TASK PROMPT -> Which lines in the rows below contain the string "data"? Locate each one and copy it out in full, treating uppercase and lowercase as different.
—————
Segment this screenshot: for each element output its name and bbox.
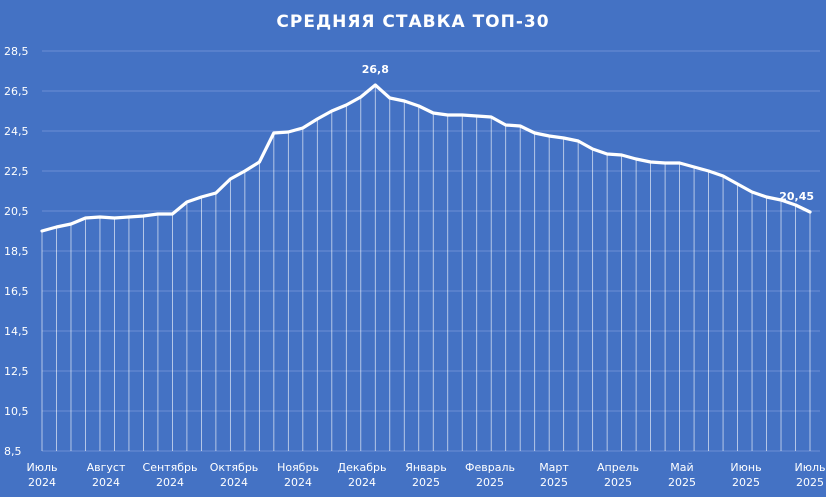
- y-tick-label: 14,5: [4, 325, 29, 338]
- y-tick-label: 24,5: [4, 125, 29, 138]
- y-tick-label: 10,5: [4, 405, 29, 418]
- x-tick-year: 2025: [604, 476, 632, 489]
- x-tick-year: 2024: [156, 476, 184, 489]
- x-tick-year: 2025: [412, 476, 440, 489]
- x-tick-month: Март: [539, 461, 569, 474]
- y-tick-label: 16,5: [4, 285, 29, 298]
- x-tick-month: Июль: [26, 461, 57, 474]
- y-tick-label: 20,5: [4, 205, 29, 218]
- y-tick-label: 22,5: [4, 165, 29, 178]
- x-tick-year: 2024: [28, 476, 56, 489]
- y-tick-label: 12,5: [4, 365, 29, 378]
- x-tick-month: Июнь: [730, 461, 761, 474]
- x-tick-month: Сентябрь: [143, 461, 198, 474]
- x-tick-year: 2025: [476, 476, 504, 489]
- y-tick-label: 28,5: [4, 45, 29, 58]
- x-tick-year: 2025: [732, 476, 760, 489]
- x-tick-month: Февраль: [465, 461, 515, 474]
- x-tick-month: Апрель: [597, 461, 639, 474]
- x-tick-year: 2025: [540, 476, 568, 489]
- x-tick-year: 2024: [92, 476, 120, 489]
- x-tick-month: Май: [670, 461, 693, 474]
- x-tick-year: 2024: [220, 476, 248, 489]
- x-tick-year: 2025: [796, 476, 824, 489]
- x-tick-year: 2024: [348, 476, 376, 489]
- x-tick-month: Январь: [405, 461, 447, 474]
- series-line: [40, 83, 812, 233]
- x-tick-month: Декабрь: [338, 461, 387, 474]
- data-label: 20,45: [779, 190, 814, 203]
- x-tick-month: Июль: [794, 461, 825, 474]
- y-tick-label: 26,5: [4, 85, 29, 98]
- x-tick-month: Октябрь: [210, 461, 259, 474]
- x-tick-month: Ноябрь: [277, 461, 319, 474]
- data-label: 26,8: [362, 63, 389, 76]
- x-tick-month: Август: [87, 461, 126, 474]
- chart-title: СРЕДНЯЯ СТАВКА ТОП-30: [276, 12, 550, 32]
- y-tick-label: 18,5: [4, 245, 29, 258]
- y-tick-label: 8,5: [4, 445, 22, 458]
- x-tick-year: 2024: [284, 476, 312, 489]
- x-tick-year: 2025: [668, 476, 696, 489]
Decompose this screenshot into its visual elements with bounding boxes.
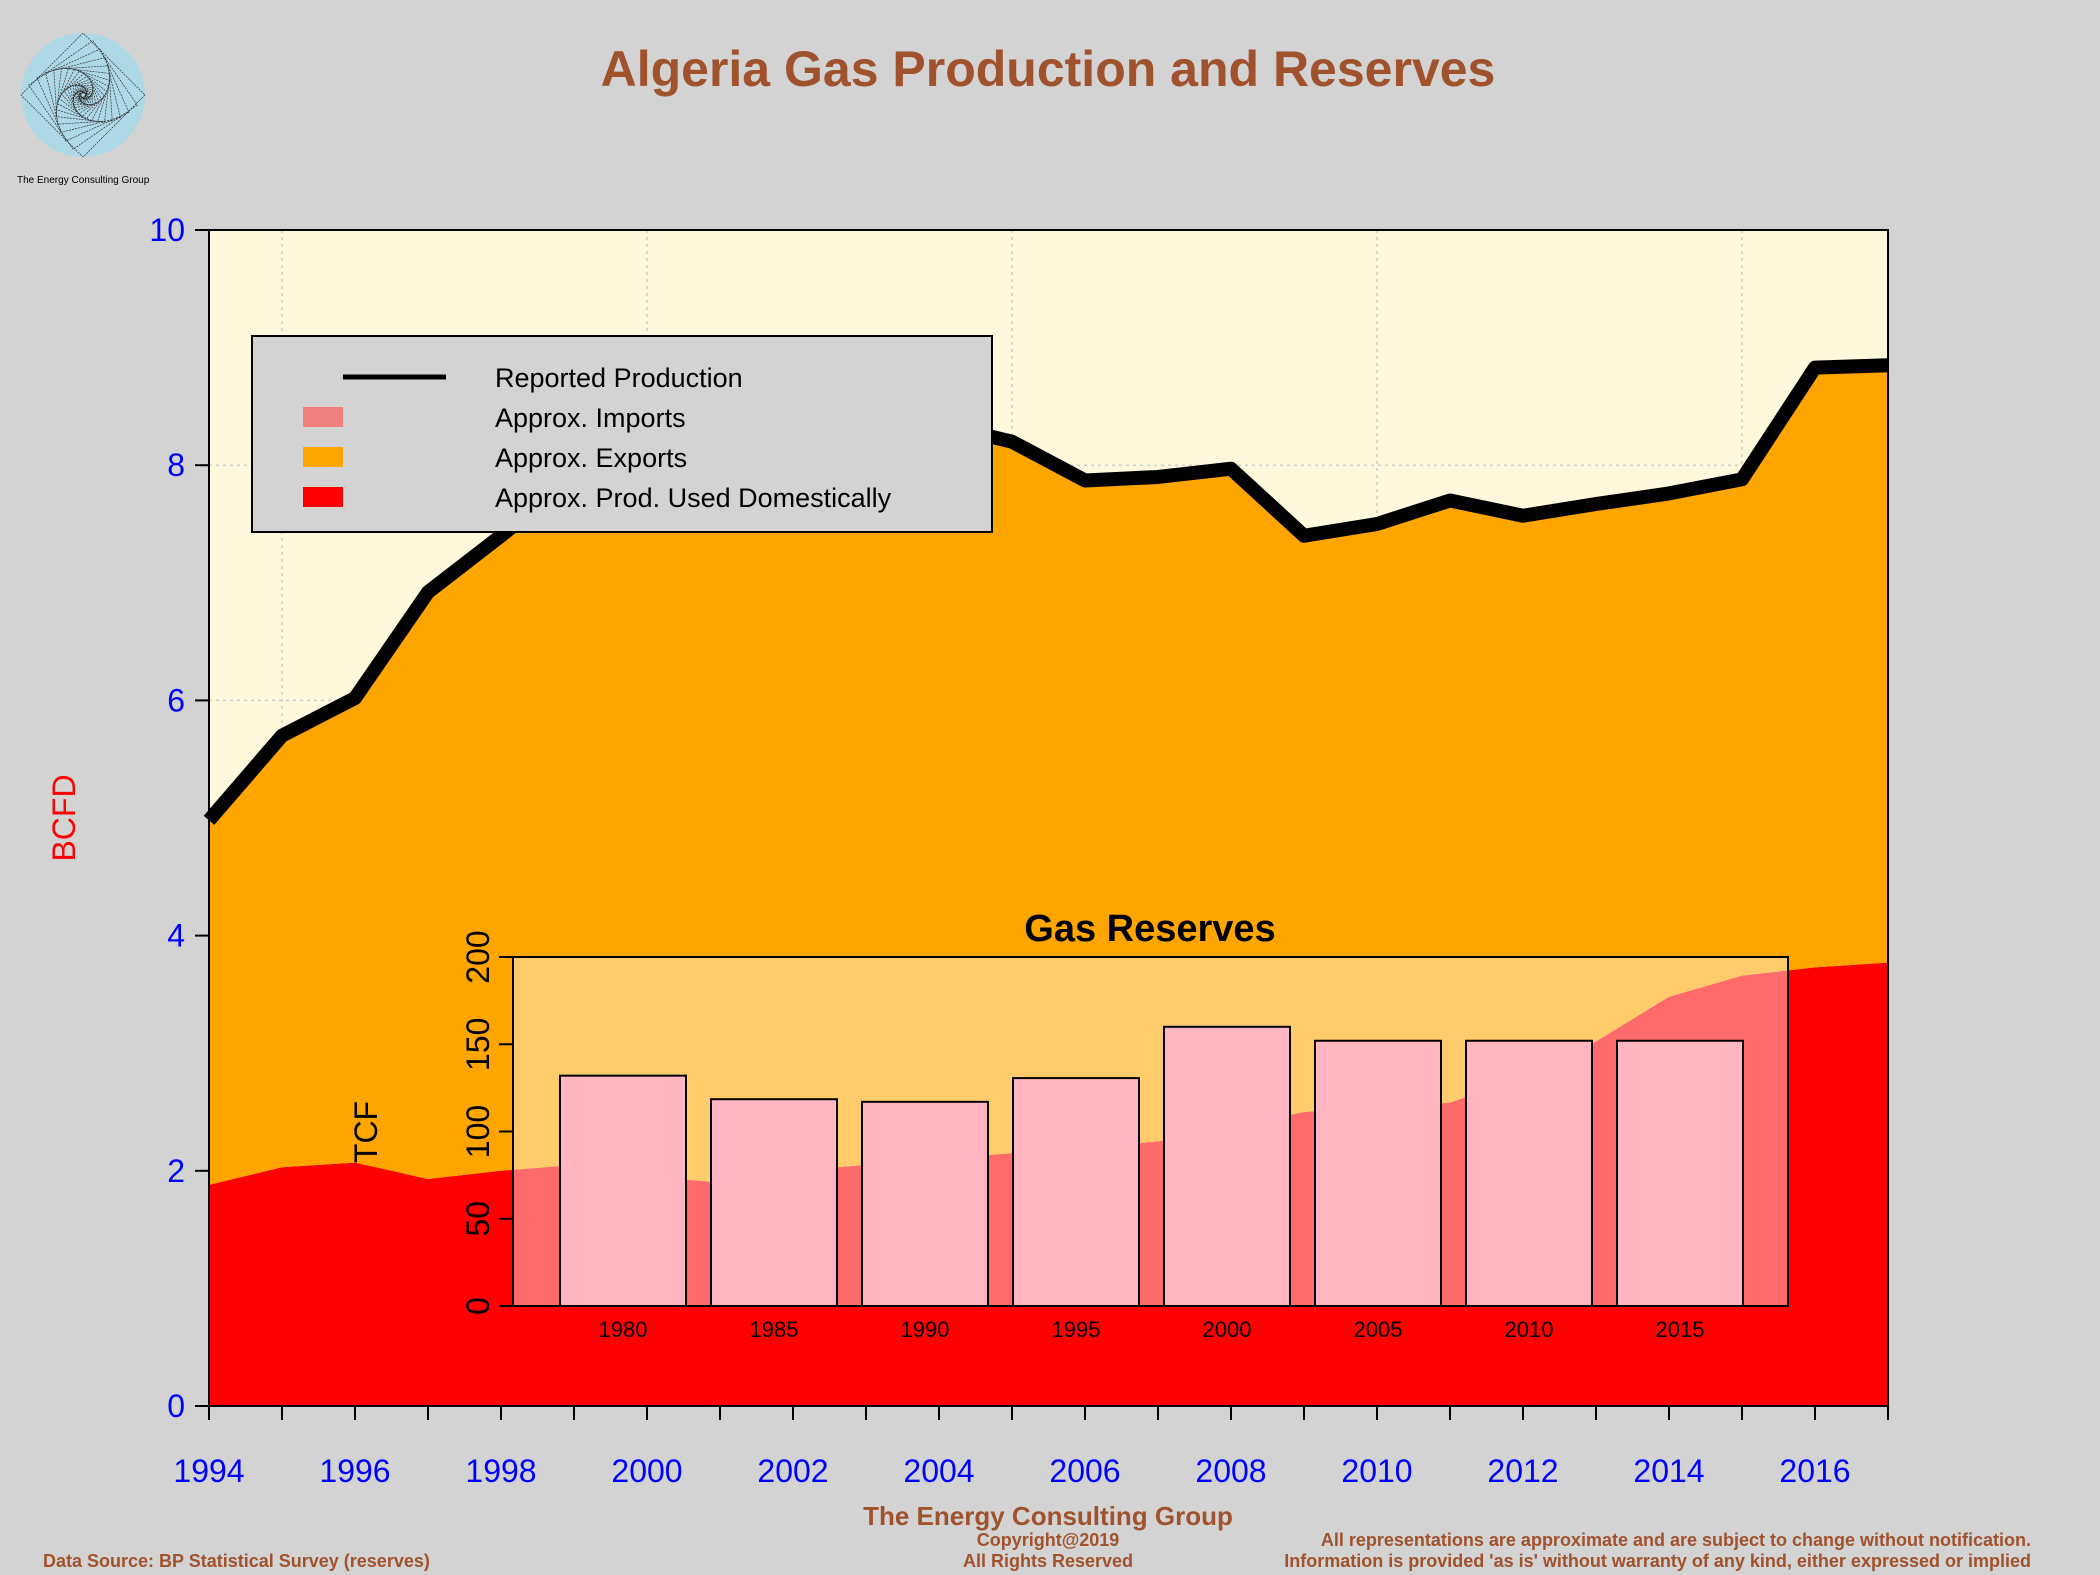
—————
IN RESPONSE ->
- data-label: 20,45: [779, 190, 814, 203]
- data-label: 26,8: [362, 63, 389, 76]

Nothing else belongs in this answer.